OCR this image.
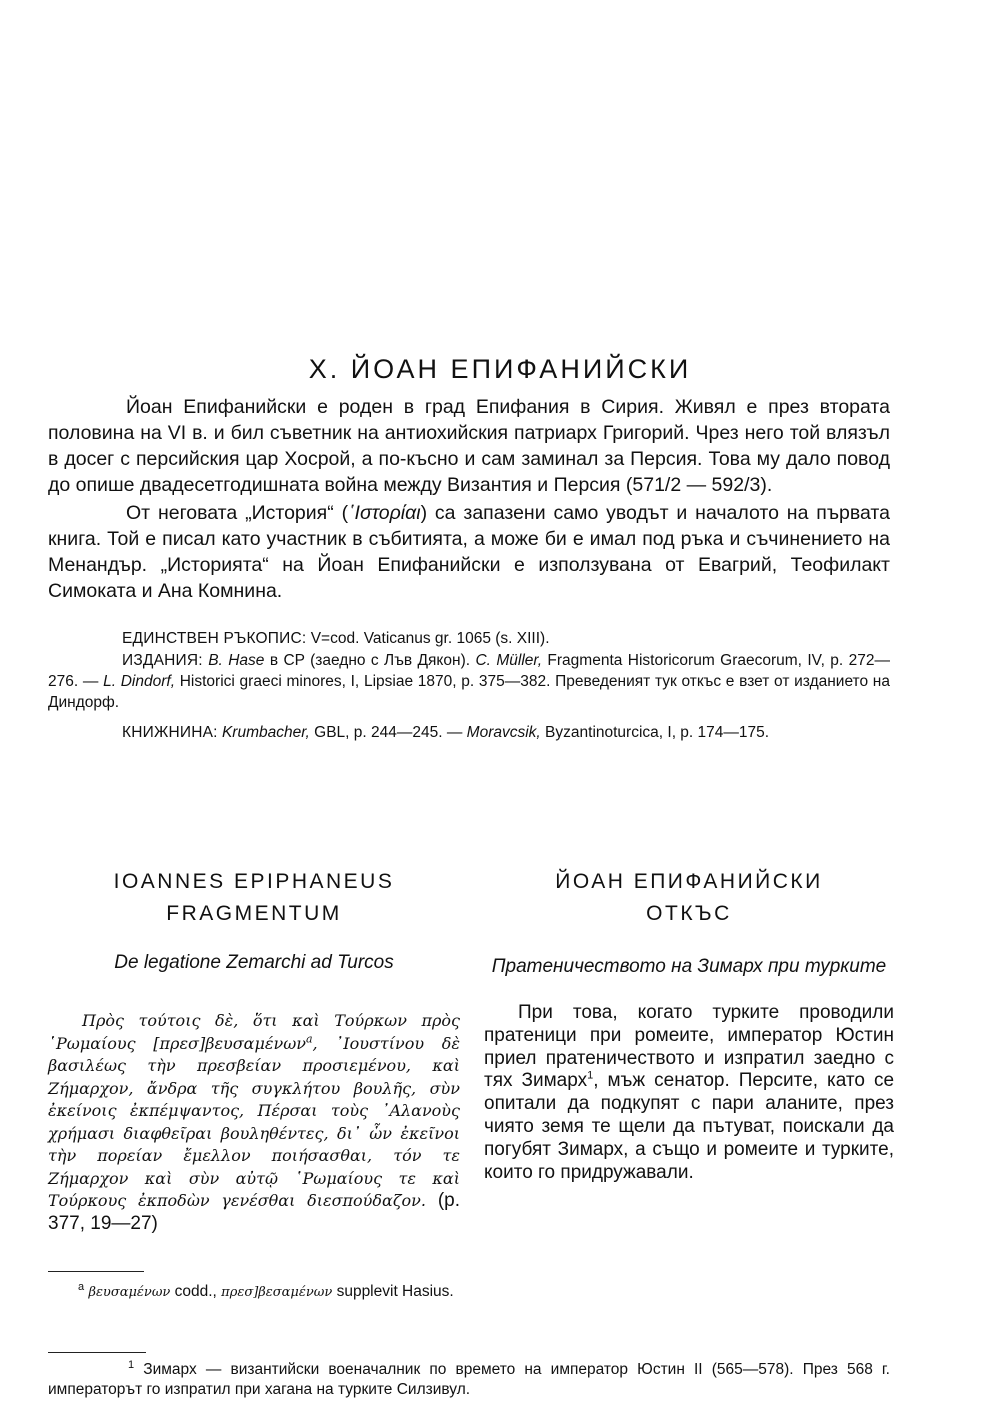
X. ЙОАН ЕПИФАНИЙСКИ

Йоан Епифанийски е роден в град Епифания в Сирия. Живял е през втората половина на VI в. и бил съветник на антиохийския патриарх Григорий. Чрез него той влязъл в досег с персийския цар Хосрой, а по-късно и сам заминал за Персия. Това му дало повод до опише двадесетгодишната война между Византия и Персия (571/2 — 592/3).

От неговата „История“ (῾Ιστορίαι) са запазени само уводът и началото на първата книга. Той е писал като участник в събитията, а може би е имал под ръка и съчинението на Менандър. „Историята“ на Йоан Епифанийски е използувана от Евагрий, Теофилакт Симоката и Ана Комнина.

ЕДИНСТВЕН РЪКОПИС: V=cod. Vaticanus gr. 1065 (s. XIII).

ИЗДАНИЯ: B. Hase в CP (заедно с Лъв Дякон). C. Müller, Fragmenta Historicorum Graecorum, IV, p. 272—276. — L. Dindorf, Historici graeci minores, I, Lipsiae 1870, p. 375—382. Преведеният тук откъс е взет от изданието на Диндорф.

КНИЖНИНА: Krumbacher, GBL, p. 244—245. — Moravcsik, Byzantinoturcica, I, p. 174—175.

IOANNES EPIPHANEUS
FRAGMENTUM

De legatione Zemarchi ad Turcos

Πρὸς τούτοις δὲ, ὅτι καὶ Τούρκων πρὸς ῾Ρωμαίους [πρεσ]βευσαμένων$^a$, ᾿Ιουστίνου δὲ βασιλέως τὴν πρεσβείαν προσιεμένου, καὶ Ζήμαρχον, ἄνδρα τῆς συγκλήτου βουλῆς, σὺν ἐκείνοις ἐκπέμψαντος, Πέρσαι τοὺς ᾿Αλανοὺς χρήμασι διαφθεῖραι βουληθέντες, δι᾿ ὧν ἐκεῖνοι τὴν πορείαν ἔμελλον ποιήσασθαι, τόν τε Ζήμαρχον καὶ σὺν αὐτῷ ῾Ρωμαίους τε καὶ Τούρκους ἐκποδὼν γενέσθαι διεσπούδαζον. (p. 377, 19—27)

ЙОАН ЕПИФАНИЙСКИ
ОТКЪС

Пратеничеството на Зимарх при турките

При това, когато турките проводили пратеници при ромеите, император Юстин приел пратеничеството и изпратил заедно с тях Зимарх$^1$, мъж сенатор. Персите, като се опитали да подкупят с пари аланите, през чиято земя те щели да пътуват, поискали да погубят Зимарх, а също и ромеите и турките, които го придружавали.

$^a$ βευσαμένων codd., πρεσ]βεσαμένων supplevit Hasius.

$^1$ Зимарх — византийски военачалник по времето на император Юстин II (565—578). През 568 г. императорът го изпратил при хагана на турките Силзивул.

┄┄┄┄┄┄┄┄┄┄┄┄┄┄┄┄┄┄┄┄

WORK REQUIRED>
Without the pictures, write out the whole listing above exactly as it appears.

FULL RESPONSE>
OCR this image.
X. ЙОАН ЕПИФАНИЙСКИ

Йоан Епифанийски е роден в град Епифания в Сирия. Живял е през втората половина на VI в. и бил съветник на антиохийския патриарх Григорий. Чрез него той влязъл в досег с персийския цар Хосрой, а по-късно и сам заминал за Персия. Това му дало повод до опише двадесетгодишната война между Византия и Персия (571/2 — 592/3).

От неговата „История“ (῾Ιστορίαι) са запазени само уводът и началото на първата книга. Той е писал като участник в събитията, а може би е имал под ръка и съчинението на Менандър. „Историята“ на Йоан Епифанийски е използувана от Евагрий, Теофилакт Симоката и Ана Комнина.

ЕДИНСТВЕН РЪКОПИС: V=cod. Vaticanus gr. 1065 (s. XIII).

ИЗДАНИЯ: B. Hase в CP (заедно с Лъв Дякон). C. Müller, Fragmenta Historicorum Graecorum, IV, p. 272—276. — L. Dindorf, Historici graeci minores, I, Lipsiae 1870, p. 375—382. Преведеният тук откъс е взет от изданието на Диндорф.

КНИЖНИНА: Krumbacher, GBL, p. 244—245. — Moravcsik, Byzantinoturcica, I, p. 174—175.

IOANNES EPIPHANEUS
FRAGMENTUM

De legatione Zemarchi ad Turcos

Πρὸς τούτοις δὲ, ὅτι καὶ Τούρκων πρὸς ῾Ρωμαίους [πρεσ]βευσαμένων$^a$, ᾿Ιουστίνου δὲ βασιλέως τὴν πρεσβείαν προσιεμένου, καὶ Ζήμαρχον, ἄνδρα τῆς συγκλήτου βουλῆς, σὺν ἐκείνοις ἐκπέμψαντος, Πέρσαι τοὺς ᾿Αλανοὺς χρήμασι διαφθεῖραι βουληθέντες, δι᾿ ὧν ἐκεῖνοι τὴν πορείαν ἔμελλον ποιήσασθαι, τόν τε Ζήμαρχον καὶ σὺν αὐτῷ ῾Ρωμαίους τε καὶ Τούρκους ἐκποδὼν γενέσθαι διεσπούδαζον. (p. 377, 19—27)

ЙОАН ЕПИФАНИЙСКИ
ОТКЪС

Пратеничеството на Зимарх при турките

При това, когато турките проводили пратеници при ромеите, император Юстин приел пратеничеството и изпратил заедно с тях Зимарх$^1$, мъж сенатор. Персите, като се опитали да подкупят с пари аланите, през чиято земя те щели да пътуват, поискали да погубят Зимарх, а също и ромеите и турките, които го придружавали.

$^a$ βευσαμένων codd., πρεσ]βεσαμένων supplevit Hasius.

$^1$ Зимарх — византийски военачалник по времето на император Юстин II (565—578). През 568 г. императорът го изпратил при хагана на турките Силзивул.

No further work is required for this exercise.